Recast the items from the line with "Patent image size: (930, 792)." to the line with "The cargo 126 is at (345, 382)." as a JSON list of strings, one string per line, leaving out blank lines.

— DATA ROWS —

-------------------------

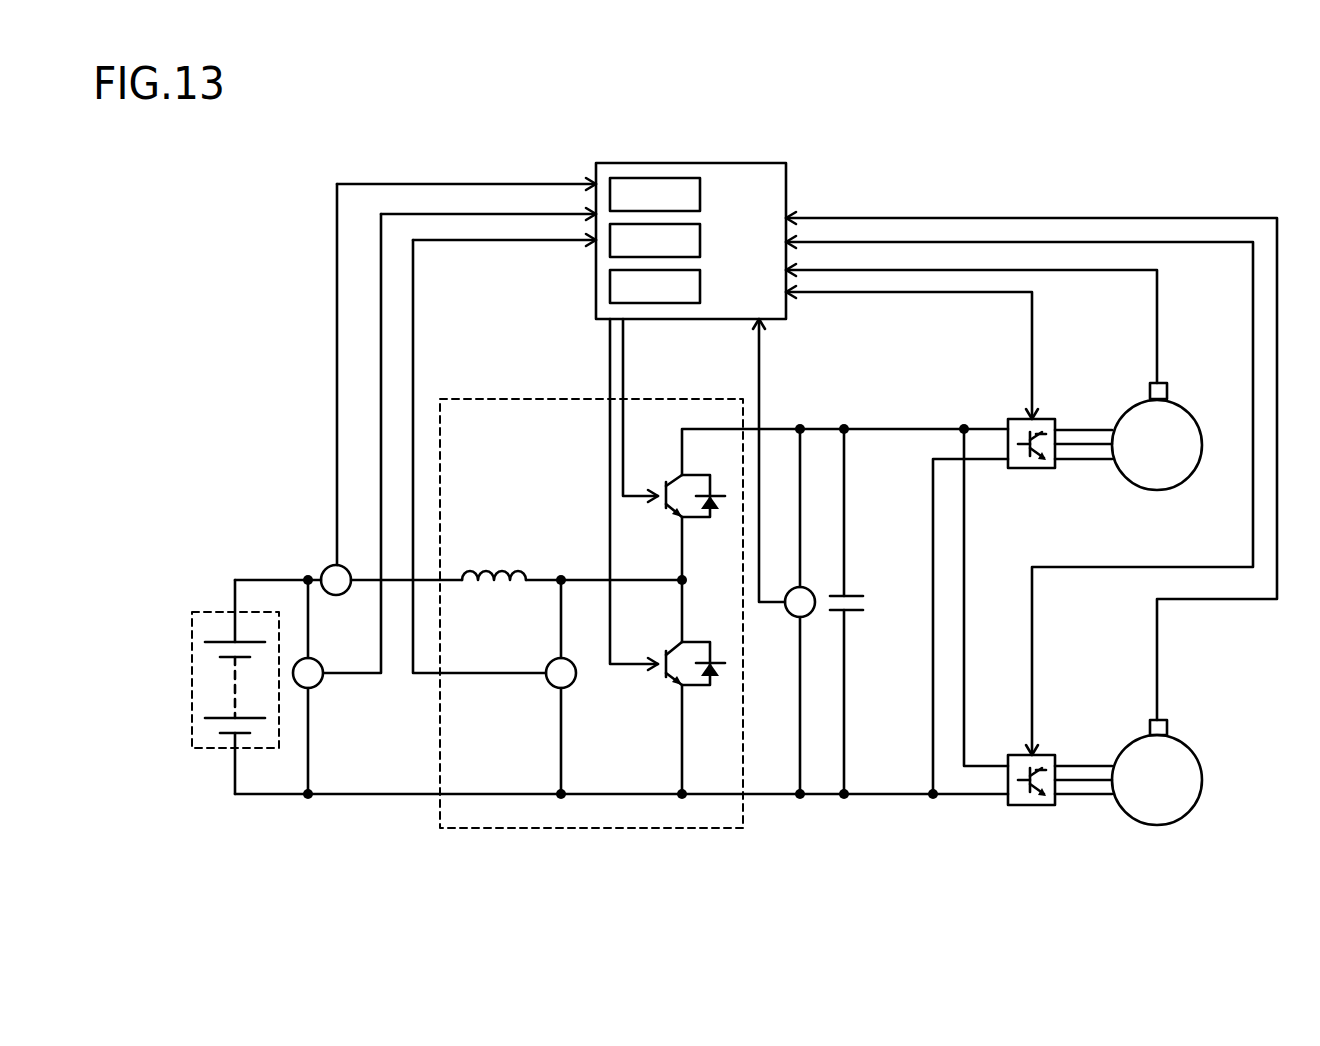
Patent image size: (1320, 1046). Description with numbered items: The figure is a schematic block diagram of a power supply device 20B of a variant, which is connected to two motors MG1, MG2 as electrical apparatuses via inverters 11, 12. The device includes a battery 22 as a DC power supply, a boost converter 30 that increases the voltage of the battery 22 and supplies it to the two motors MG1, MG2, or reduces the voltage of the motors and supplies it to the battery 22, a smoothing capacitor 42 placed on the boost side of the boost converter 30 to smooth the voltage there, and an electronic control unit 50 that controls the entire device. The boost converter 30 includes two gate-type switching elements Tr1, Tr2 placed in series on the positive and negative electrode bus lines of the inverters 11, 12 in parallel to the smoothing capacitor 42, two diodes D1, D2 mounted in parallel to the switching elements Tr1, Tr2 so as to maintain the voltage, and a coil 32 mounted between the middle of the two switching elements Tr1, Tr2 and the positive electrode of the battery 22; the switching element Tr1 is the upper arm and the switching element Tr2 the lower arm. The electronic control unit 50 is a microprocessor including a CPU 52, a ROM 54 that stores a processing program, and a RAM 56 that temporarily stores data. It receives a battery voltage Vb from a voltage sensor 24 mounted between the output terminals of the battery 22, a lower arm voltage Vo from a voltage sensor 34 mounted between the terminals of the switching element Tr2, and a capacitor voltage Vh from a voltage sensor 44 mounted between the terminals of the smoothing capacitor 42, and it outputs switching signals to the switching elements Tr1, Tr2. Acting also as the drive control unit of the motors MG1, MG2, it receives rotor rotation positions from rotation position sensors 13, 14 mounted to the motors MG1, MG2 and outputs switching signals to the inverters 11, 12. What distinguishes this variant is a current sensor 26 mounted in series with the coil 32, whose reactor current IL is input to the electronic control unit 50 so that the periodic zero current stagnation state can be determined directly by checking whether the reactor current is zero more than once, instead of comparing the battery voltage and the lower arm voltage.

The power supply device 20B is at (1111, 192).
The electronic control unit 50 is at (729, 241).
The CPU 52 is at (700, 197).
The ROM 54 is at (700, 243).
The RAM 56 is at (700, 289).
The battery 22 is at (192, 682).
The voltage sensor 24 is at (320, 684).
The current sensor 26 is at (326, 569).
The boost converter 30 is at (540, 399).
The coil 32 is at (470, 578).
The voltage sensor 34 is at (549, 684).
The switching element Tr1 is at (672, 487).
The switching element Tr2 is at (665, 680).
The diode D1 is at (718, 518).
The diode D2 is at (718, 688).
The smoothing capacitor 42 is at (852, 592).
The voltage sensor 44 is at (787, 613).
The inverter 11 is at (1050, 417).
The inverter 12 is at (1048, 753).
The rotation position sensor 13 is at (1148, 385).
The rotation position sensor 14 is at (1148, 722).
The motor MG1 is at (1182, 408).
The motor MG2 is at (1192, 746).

-------------------------

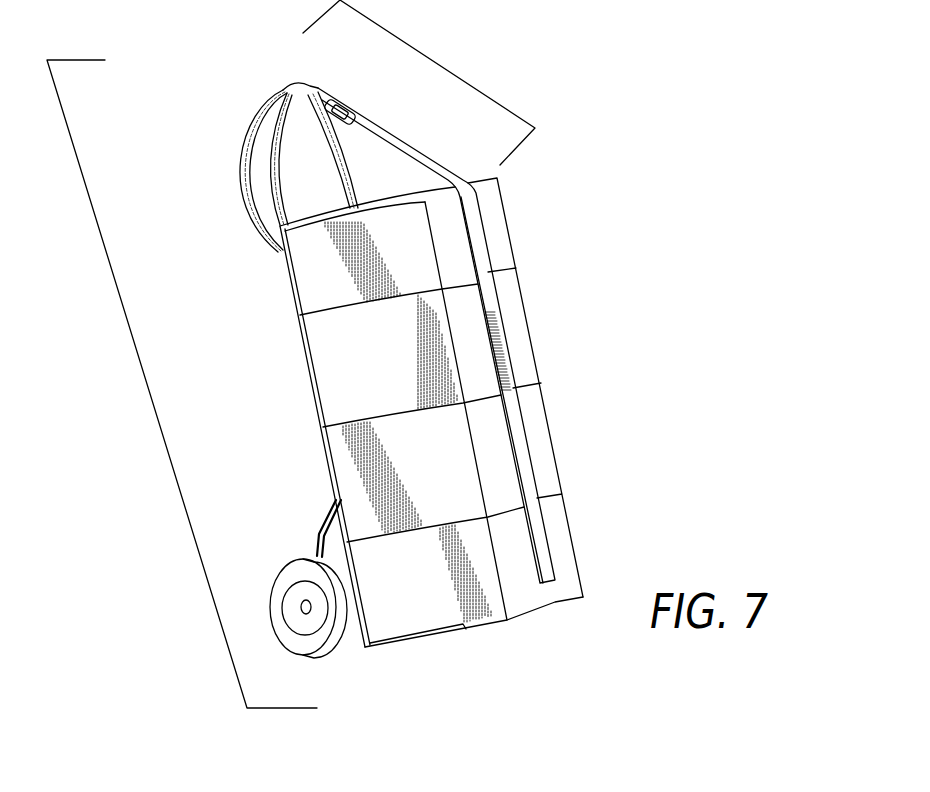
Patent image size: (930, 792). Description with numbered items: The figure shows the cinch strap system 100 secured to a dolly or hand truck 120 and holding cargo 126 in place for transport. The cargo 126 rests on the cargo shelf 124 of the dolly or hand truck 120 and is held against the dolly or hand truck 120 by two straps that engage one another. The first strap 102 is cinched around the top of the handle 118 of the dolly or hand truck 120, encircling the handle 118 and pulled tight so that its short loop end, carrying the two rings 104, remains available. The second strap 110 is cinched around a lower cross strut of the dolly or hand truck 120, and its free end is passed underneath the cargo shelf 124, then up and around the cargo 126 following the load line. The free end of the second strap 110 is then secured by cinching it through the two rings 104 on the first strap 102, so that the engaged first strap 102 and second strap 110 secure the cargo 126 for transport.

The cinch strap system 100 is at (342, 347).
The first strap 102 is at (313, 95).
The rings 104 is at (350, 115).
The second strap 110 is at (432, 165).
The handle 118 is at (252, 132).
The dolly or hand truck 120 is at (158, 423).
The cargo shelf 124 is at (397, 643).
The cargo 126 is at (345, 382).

-------------------------

— ANSWER TO THIS PROBLEM —
[
  "Patent image size: (930, 792). Description with numbered items: The figure shows the cinch strap system 100 secured to a dolly or hand truck 120 and holding cargo 126 in place for transport. The cargo 126 rests on the cargo shelf 124 of the dolly or hand truck 120 and is held against the dolly or hand truck 120 by two straps that engage one another. The first strap 102 is cinched around the top of the handle 118 of the dolly or hand truck 120, encircling the handle 118 and pulled tight so that its short loop end, carrying the two rings 104, remains available. The second strap 110 is cinched around a lower cross strut of the dolly or hand truck 120, and its free end is passed underneath the cargo shelf 124, then up and around the cargo 126 following the load line. The free end of the second strap 110 is then secured by cinching it through the two rings 104 on the first strap 102, so that the engaged first strap 102 and second strap 110 secure the cargo 126 for transport.",
  "The cinch strap system 100 is at (342, 347).",
  "The first strap 102 is at (313, 95).",
  "The rings 104 is at (350, 115).",
  "The second strap 110 is at (432, 165).",
  "The handle 118 is at (252, 132).",
  "The dolly or hand truck 120 is at (158, 423).",
  "The cargo shelf 124 is at (397, 643).",
  "The cargo 126 is at (345, 382)."
]